| ESTRATTO DEL DOCUMENTO |
______
Racconta del caso della trottola con cui giocavano due bambine e che, sparsa un po’ di farina sul pavimento, non tracciava cerchi perfetti, bensì «spirali sempre meno circolari a mano a mano che l’impulso s’indeboliva». E appena oltre incalza «E che cosa non potrei raccontarvi Signora, dei segreti naturali che ho scoperto mentre cucinavo? Vedo che un uovo si rapprende e frigge nel burro o nell’olio e, al contrario, si spezza nello sciroppo; vedo che, affinchè lo zucchero si conservi fluido, basta aggiungervi una piccolissima parte di acqua in cui sia stata messa una cotogna o un altro frutto aspro (…). Non voglio comunque stancarvi con tali inezie, che riferisco soltanto per darvi intera notizia della mia natura, e, credo, vi faranno sorridere; ma, Signora, che cosa possiamo mai sapere noi donne se non filosofie da cucina? Aveva ragione Lupercio Leonardo, secondo cui si può benissimo filosofare e preparar la cena. E io dico spesso pensando a tali bagatelle: se Aristotele avesse cucinato avrebbe scritto molto di più».
E questa sembra una frasetta da nulla, ma tirando in ballo proprio la cucina come luogo in cui le più alte astrazioni speculative (di norma riservate agli studi maschili) possono incontrare la concretezza pratica del fare quotidiano (di cui le donne sono mute depositarie) Juana Inés auspica un incontro tra il filosofare libresco e il fare dei fornelli (al di là dei generi e delle rigide distinzioni ecclesiastiche).
Eppure Manuel Fernàndez non intese affatto l’intento accomodante, anzi tanto fece che la povera Juana Inés fu ridotta all’obbedienza e al silenzio: costretta a disfarsi della sua ricchissima biblioteca (si parla di oltre quattromila volumi, il fondo librario più ricco della Nuova Spagna del tempo) e degli averi personali, per donare il ricavato ai poveri, smise di scrivere e di studiare, e morì di lì a quattro anni per un’epidemia.
______
| DATI FORNITI |
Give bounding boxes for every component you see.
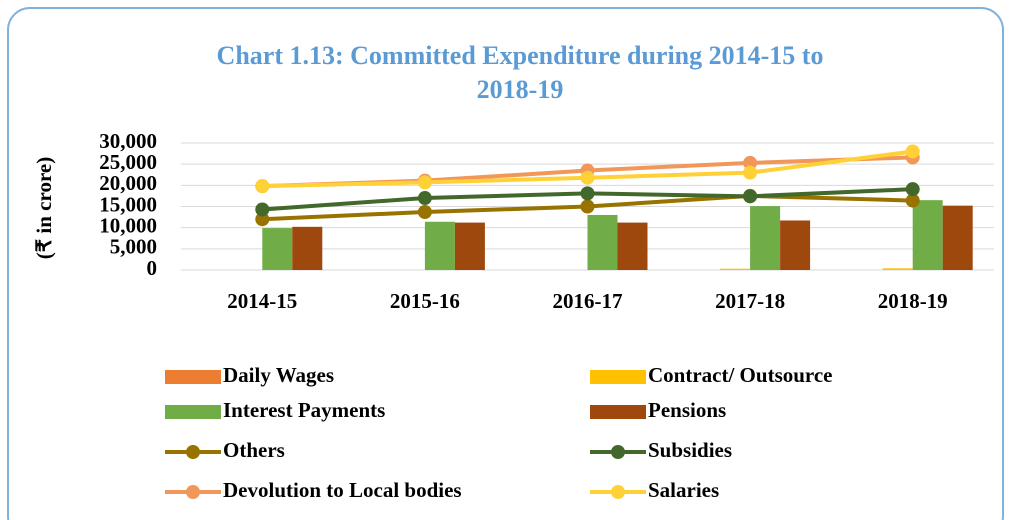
y-tick-label: 15,000 [99, 192, 157, 216]
bar [262, 228, 293, 270]
bar [780, 220, 811, 270]
marker [905, 182, 920, 197]
marker [580, 186, 595, 201]
marker [743, 155, 758, 170]
legend-label: Pensions [648, 398, 726, 422]
marker [743, 165, 758, 180]
legend-label: Subsidies [648, 438, 732, 462]
legend-swatch [165, 405, 221, 419]
bar [454, 222, 485, 270]
y-tick-label: 0 [147, 256, 158, 280]
marker [255, 212, 270, 227]
marker [417, 175, 432, 190]
bar [882, 268, 913, 270]
x-tick-label: 2016-17 [553, 289, 623, 313]
legend-swatch [186, 485, 200, 499]
bar [587, 214, 618, 270]
y-tick-label: 30,000 [99, 129, 157, 153]
y-tick-label: 10,000 [99, 213, 157, 237]
bar [720, 268, 751, 270]
y-tick-label: 20,000 [99, 171, 157, 195]
marker [255, 179, 270, 194]
bar [424, 221, 455, 270]
y-tick-label: 25,000 [99, 150, 157, 174]
x-tick-label: 2017-18 [715, 289, 785, 313]
legend-label: Devolution to Local bodies [223, 478, 462, 502]
marker [580, 199, 595, 214]
x-tick-label: 2014-15 [227, 289, 297, 313]
legend-label: Contract/ Outsource [648, 363, 833, 387]
legend-label: Interest Payments [223, 398, 385, 422]
legend-swatch [186, 445, 200, 459]
bar [750, 206, 781, 270]
marker [905, 193, 920, 208]
marker [417, 205, 432, 220]
legend-swatch [590, 405, 646, 419]
legend-label: Daily Wages [223, 363, 334, 387]
chart-title: Chart 1.13: Committed Expenditure during… [217, 41, 824, 70]
bar [912, 200, 943, 270]
bar [942, 205, 973, 270]
legend-label: Salaries [648, 478, 719, 502]
legend-swatch [165, 370, 221, 384]
y-axis-label: (₹ in crore) [32, 157, 56, 259]
marker [743, 189, 758, 204]
legend-label: Others [223, 438, 285, 462]
marker [255, 202, 270, 217]
bar [617, 222, 648, 270]
y-tick-label: 5,000 [110, 235, 157, 259]
legend-swatch [611, 485, 625, 499]
marker [905, 144, 920, 159]
x-tick-label: 2018-19 [878, 289, 948, 313]
marker [580, 170, 595, 185]
chart-title: 2018-19 [477, 75, 564, 104]
legend-swatch [590, 370, 646, 384]
marker [417, 191, 432, 206]
legend-swatch [611, 445, 625, 459]
chart-border [7, 7, 1004, 520]
bar [292, 226, 323, 270]
x-tick-label: 2015-16 [390, 289, 460, 313]
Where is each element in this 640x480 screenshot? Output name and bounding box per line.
______
| OBIETTIVO A |
Per ciascuna affermazione, indica se è d'accordo con il brano su Juana Inés, rispondendo sì o no e citando le parole del brano che lo dimostrano: (i) sulla farina la trottola tracciava cerchi perfetti; (ii) secondo Lupercio Leonardo si può filosofare e preparare la cena; (iii) la biblioteca di Juana Inés aveva meno di mille volumi.
| OBIETTIVO B |
Scrivi il seguito del brano su Juana Inés, riprendendo dopo l'ultima frase.
I dati non servono a niente in questo esercizio.

| RISULTATO A |
(i) No: «non tracciava cerchi perfetti».
(ii) Sì: «Aveva ragione Lupercio Leonardo, secondo cui si può benissimo filosofare e preparar la cena».
(iii) No: «si parla di oltre quattromila volumi».

| RISULTATO B |
Vi starete chiedendo perchè io fin’ora non vi abbia parlato del “Libro di cucina” di Juana Inés. Bhe semplice, il quadernetto di cucina probabilmente non è nemmeno suo, o meglio, altro non è che la copiatura delle ricette in uso nel convento di San Girolamo al tempo di Juana Inés (è altamente probabile che la suora non si occupasse personalmente delle mansioni legate all’alimentazione). Forse lei ha semplicemente dato una sistemata alle ricette che giravano per la cucina (firmando il manoscritto), o magari vista la popolarità della suora qualche consorella ha pensato di attribuirgliene postuma la gloria. Sarò sincera, la maggior parte del ricettario è lontanissimo dal nostro gusto, e dal nostro modo di intendere il cibo (gli alimenti oscillano pericolosamente tra dolce e salato, tra con una presenza inquietante nello stesso piatto di ingredienti come latte, mandorle, uova, pollo, cannella,uva e zucchero…), le unità di misura sono libbre, scudi, manciate e tazze, e le indicazioni sono quanto mai generiche e approssimative. Insomma, per dirla tutta le “ricette” sono poco più che rapidi appunti per persone che si sono tramandate con e guardi gesti la ricetta vera e propria. Poco importa comunque, il “libro di cocina” è una scusa per entrare nella storia di questa donna incredibile. La trentina di ricette di Juana Inés (vere o presunte), non sono altro che una porticina per sbirciare nella burrascosa esistenza della suora messicana, nei suoi sonetti appassionati, nei suoi pensieri, nella sua biblioteca e anche nella sua solitudine. Angelo Morino, autore della suggestiva introduzione (e traduzione), conduce il lettore in questo tempo lontano, e forse proprio per la la natura apocrifa (o comunque dubbia) del testo riesce a tratteggiare con grazia la figura affascinante di Juana Inés.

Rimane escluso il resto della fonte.